>> begin DATA SUPPLIED
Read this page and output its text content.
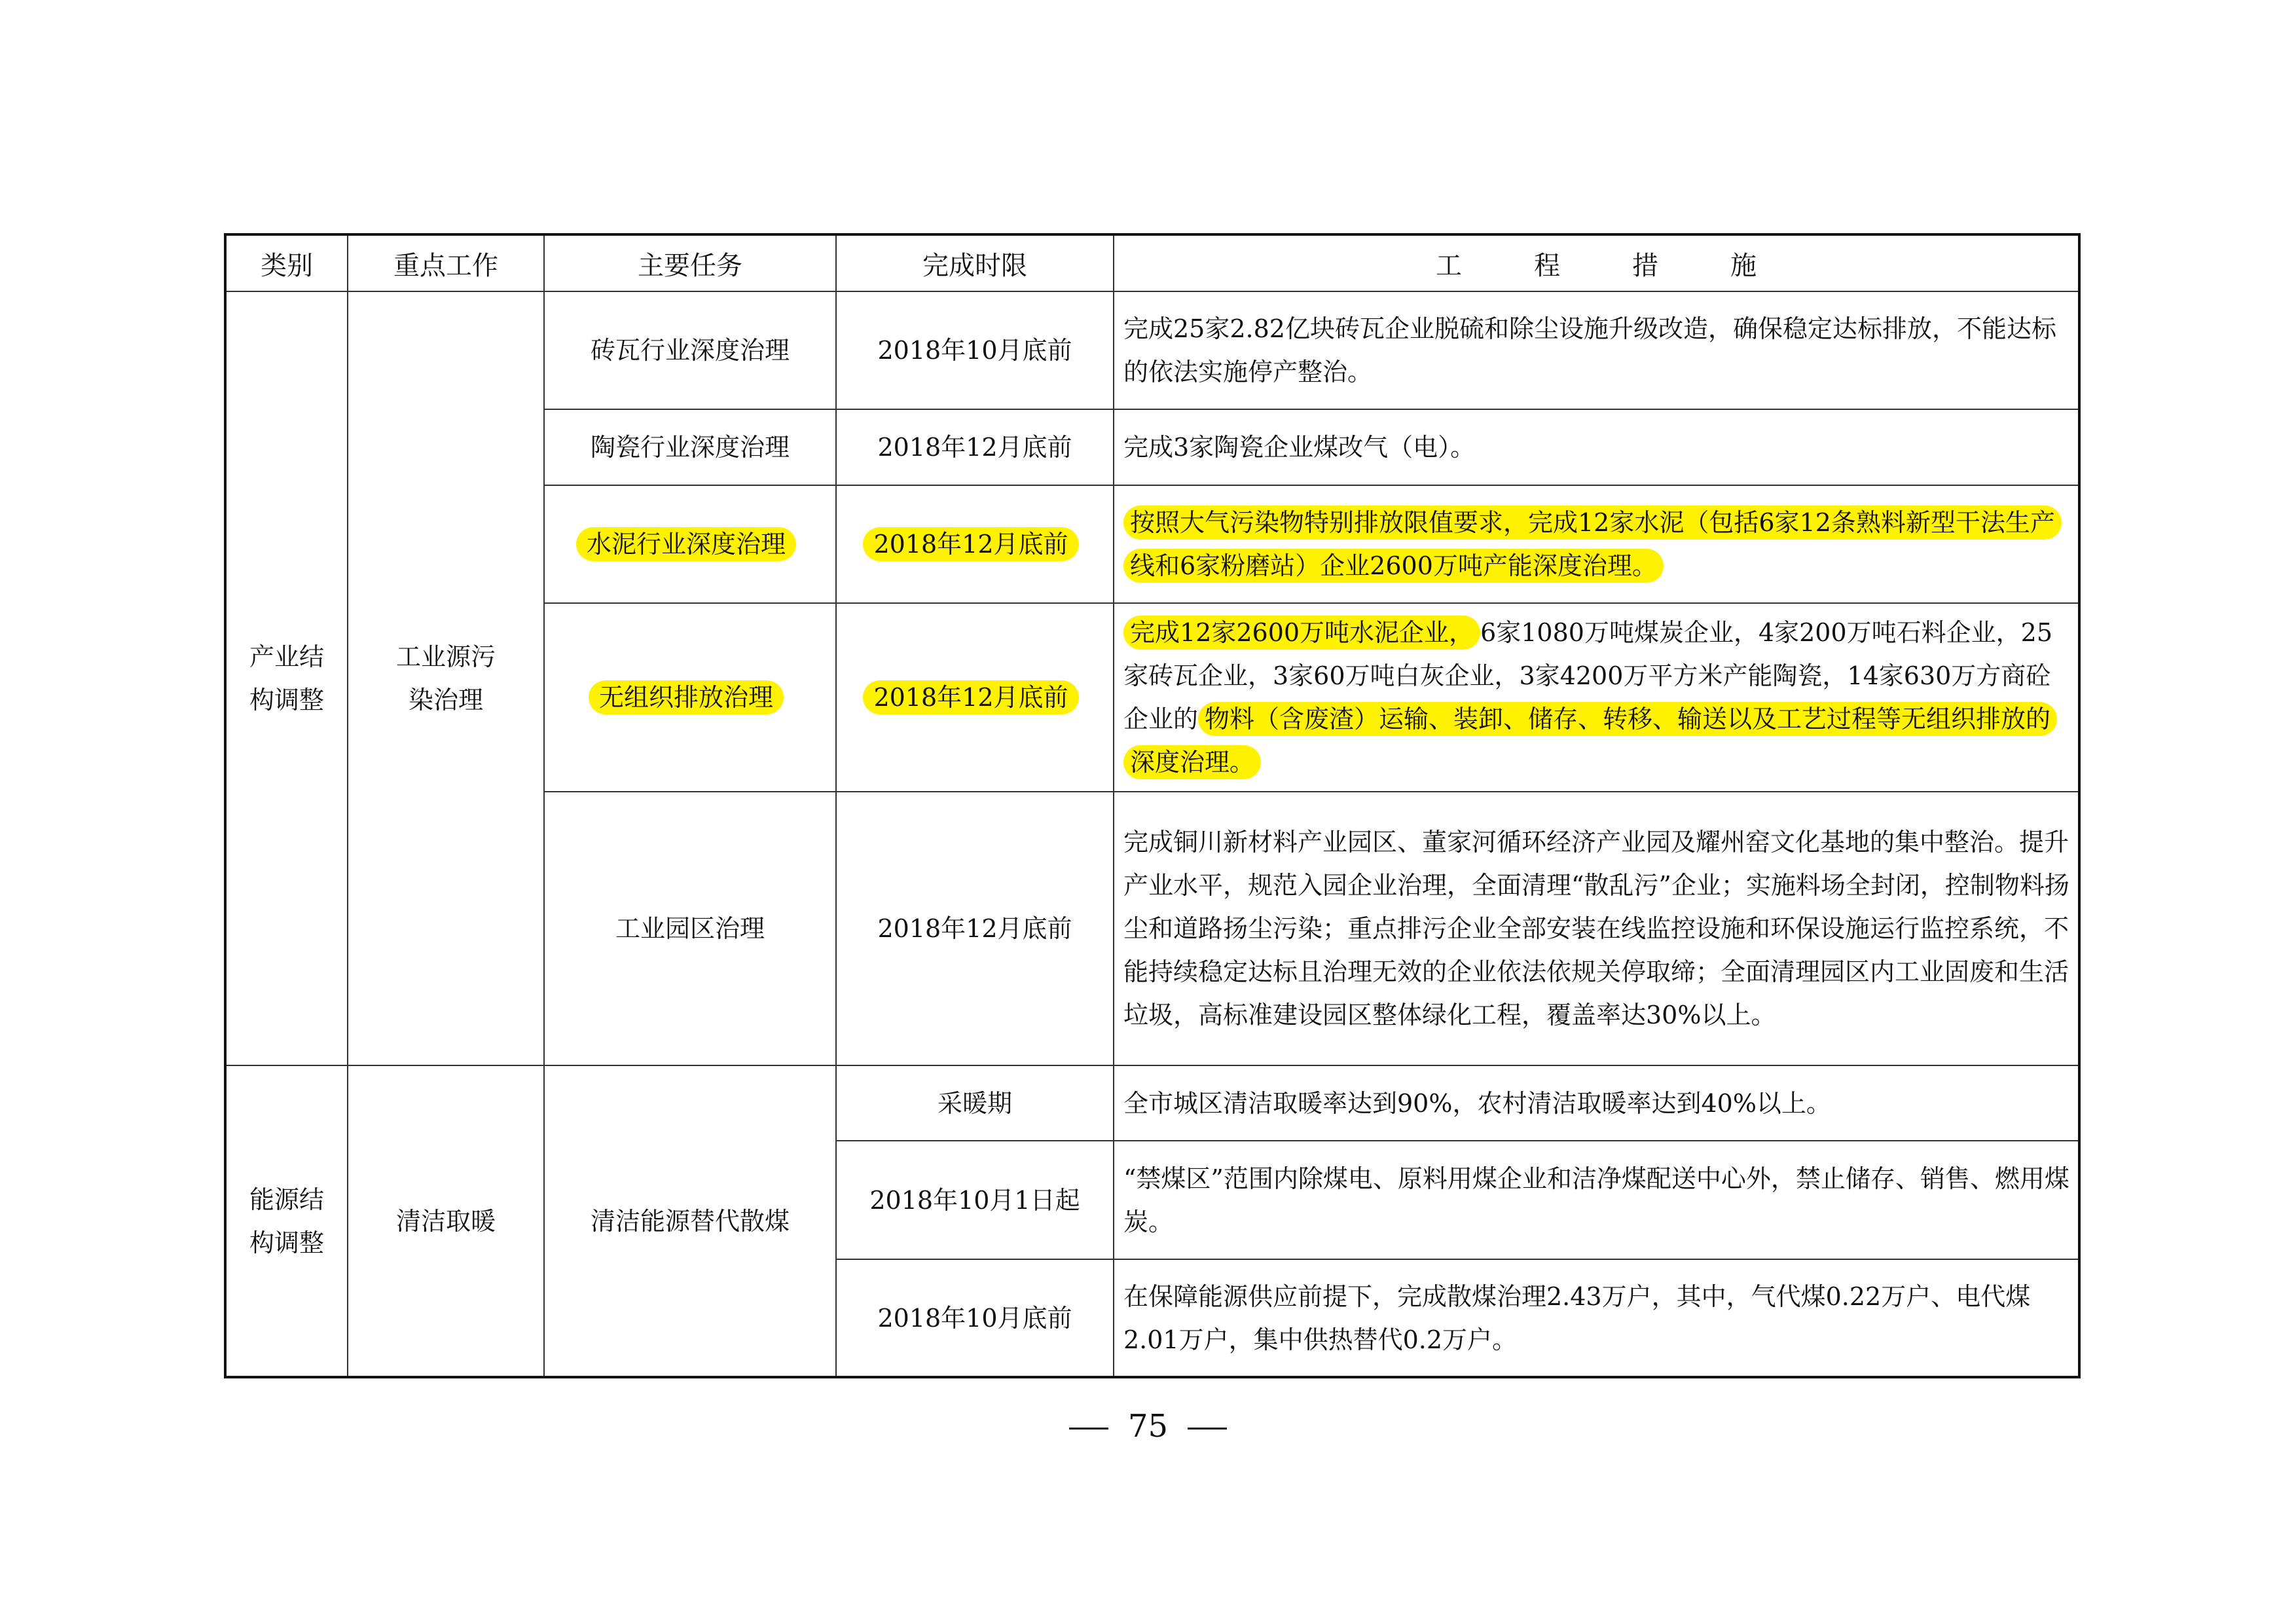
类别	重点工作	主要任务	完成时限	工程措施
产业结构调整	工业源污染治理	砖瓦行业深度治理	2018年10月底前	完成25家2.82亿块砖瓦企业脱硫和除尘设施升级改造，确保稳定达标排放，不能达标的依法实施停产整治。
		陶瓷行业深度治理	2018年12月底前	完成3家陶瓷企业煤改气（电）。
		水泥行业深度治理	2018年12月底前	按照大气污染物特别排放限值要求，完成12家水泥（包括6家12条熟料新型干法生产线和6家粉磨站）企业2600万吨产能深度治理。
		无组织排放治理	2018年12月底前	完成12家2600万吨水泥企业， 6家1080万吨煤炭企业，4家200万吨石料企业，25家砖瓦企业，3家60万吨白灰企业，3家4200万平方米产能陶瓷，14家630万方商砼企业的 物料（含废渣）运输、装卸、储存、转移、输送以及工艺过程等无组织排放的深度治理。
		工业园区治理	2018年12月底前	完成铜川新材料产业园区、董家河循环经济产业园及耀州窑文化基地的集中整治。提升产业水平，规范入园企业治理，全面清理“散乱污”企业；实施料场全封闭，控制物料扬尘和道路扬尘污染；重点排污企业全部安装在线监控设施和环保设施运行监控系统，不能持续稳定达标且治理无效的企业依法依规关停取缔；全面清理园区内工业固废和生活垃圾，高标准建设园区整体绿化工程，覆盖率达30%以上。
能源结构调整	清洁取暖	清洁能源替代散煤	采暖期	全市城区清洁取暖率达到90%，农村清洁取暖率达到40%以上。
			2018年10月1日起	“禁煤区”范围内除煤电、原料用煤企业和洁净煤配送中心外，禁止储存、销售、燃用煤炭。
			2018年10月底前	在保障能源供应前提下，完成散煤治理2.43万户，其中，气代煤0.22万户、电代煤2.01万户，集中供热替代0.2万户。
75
>> end DATA SUPPLIED
## SET TASK
Output the records above exactly; leave out the pictures.

## RESULT OF THE EXERCISE
Read this page and output its text content.
类别	重点工作	主要任务	完成时限	工程措施
产业结构调整	工业源污染治理	砖瓦行业深度治理	2018年10月底前	完成25家2.82亿块砖瓦企业脱硫和除尘设施升级改造，确保稳定达标排放，不能达标的依法实施停产整治。
		陶瓷行业深度治理	2018年12月底前	完成3家陶瓷企业煤改气（电）。
		水泥行业深度治理	2018年12月底前	按照大气污染物特别排放限值要求，完成12家水泥（包括6家12条熟料新型干法生产线和6家粉磨站）企业2600万吨产能深度治理。
		无组织排放治理	2018年12月底前	完成12家2600万吨水泥企业， 6家1080万吨煤炭企业，4家200万吨石料企业，25家砖瓦企业，3家60万吨白灰企业，3家4200万平方米产能陶瓷，14家630万方商砼企业的 物料（含废渣）运输、装卸、储存、转移、输送以及工艺过程等无组织排放的深度治理。
		工业园区治理	2018年12月底前	完成铜川新材料产业园区、董家河循环经济产业园及耀州窑文化基地的集中整治。提升产业水平，规范入园企业治理，全面清理“散乱污”企业；实施料场全封闭，控制物料扬尘和道路扬尘污染；重点排污企业全部安装在线监控设施和环保设施运行监控系统，不能持续稳定达标且治理无效的企业依法依规关停取缔；全面清理园区内工业固废和生活垃圾，高标准建设园区整体绿化工程，覆盖率达30%以上。
能源结构调整	清洁取暖	清洁能源替代散煤	采暖期	全市城区清洁取暖率达到90%，农村清洁取暖率达到40%以上。
			2018年10月1日起	“禁煤区”范围内除煤电、原料用煤企业和洁净煤配送中心外，禁止储存、销售、燃用煤炭。
			2018年10月底前	在保障能源供应前提下，完成散煤治理2.43万户，其中，气代煤0.22万户、电代煤2.01万户，集中供热替代0.2万户。
75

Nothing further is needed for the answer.